= What is asked =
Each line that holds the word "this" is to be identified and copied.

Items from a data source
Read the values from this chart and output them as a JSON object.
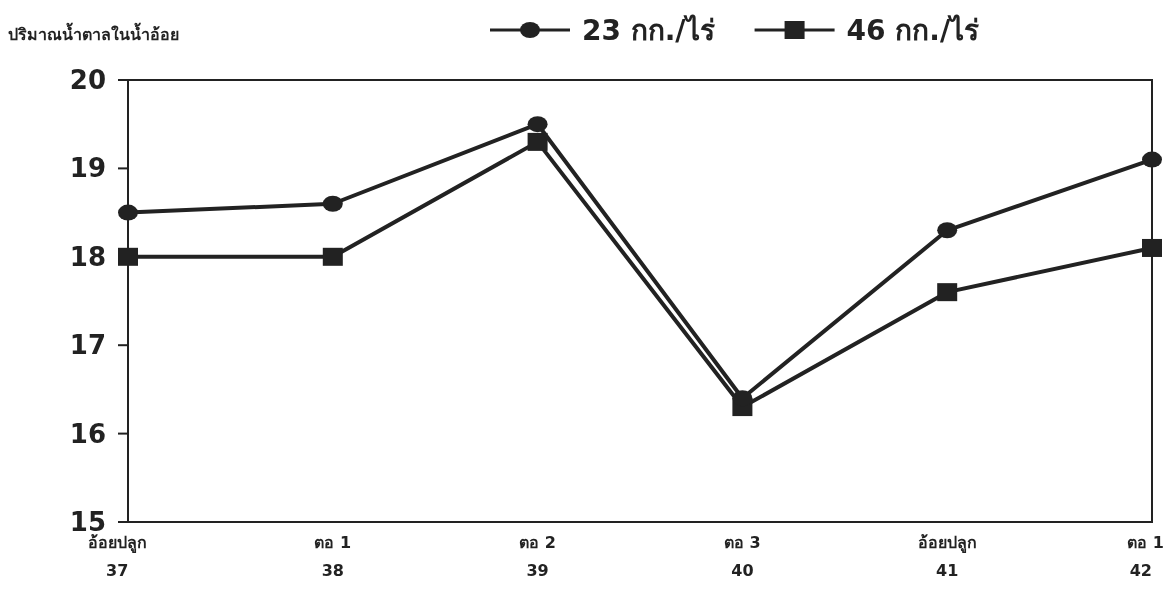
{
  "chart_data": {
    "type": "line",
    "ylabel": "ปริมาณน้ำตาลในน้ำอ้อย",
    "categories": [
      "อ้อยปลูก 37",
      "ตอ 1 38",
      "ตอ 2 39",
      "ตอ 3 40",
      "อ้อยปลูก 41",
      "ตอ 1 42"
    ],
    "series": [
      {
        "name": "23 กก./ไร่",
        "color": "#222222",
        "marker": "circle",
        "values": [
          18.5,
          18.6,
          19.5,
          16.4,
          18.3,
          19.1
        ]
      },
      {
        "name": "46 กก./ไร่",
        "color": "#222222",
        "marker": "square",
        "values": [
          18.0,
          18.0,
          19.3,
          16.3,
          17.6,
          18.1
        ]
      }
    ],
    "ylim": [
      15,
      20
    ],
    "yticks": [
      15,
      16,
      17,
      18,
      19,
      20
    ],
    "legend": "top",
    "grid": false
  }
}
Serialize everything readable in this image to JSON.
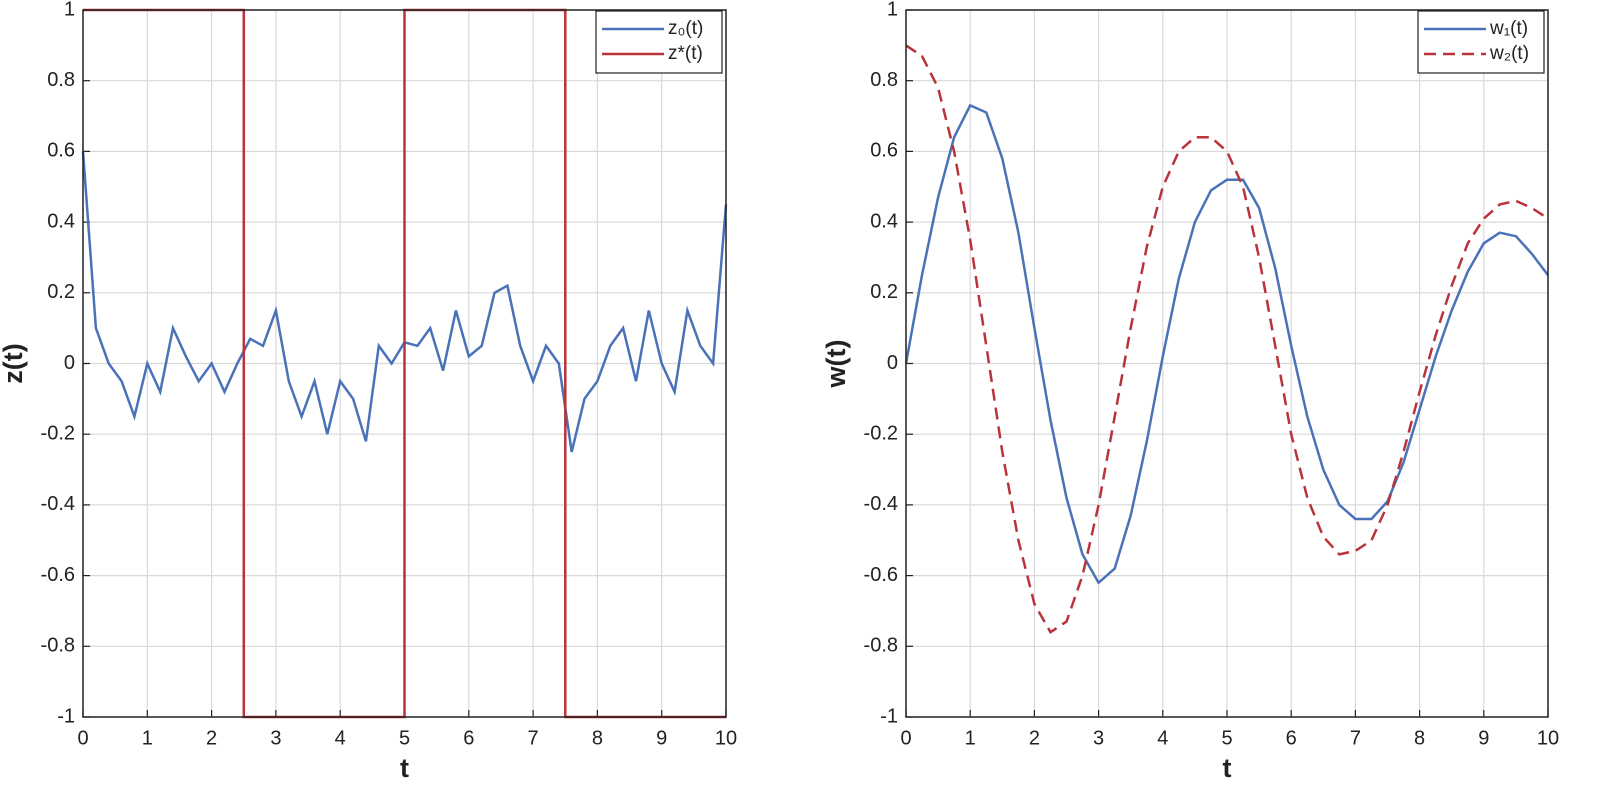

= Worked answer =
Read the values from this chart and output them as a JSON object.
Serialize everything readable in this image to JSON.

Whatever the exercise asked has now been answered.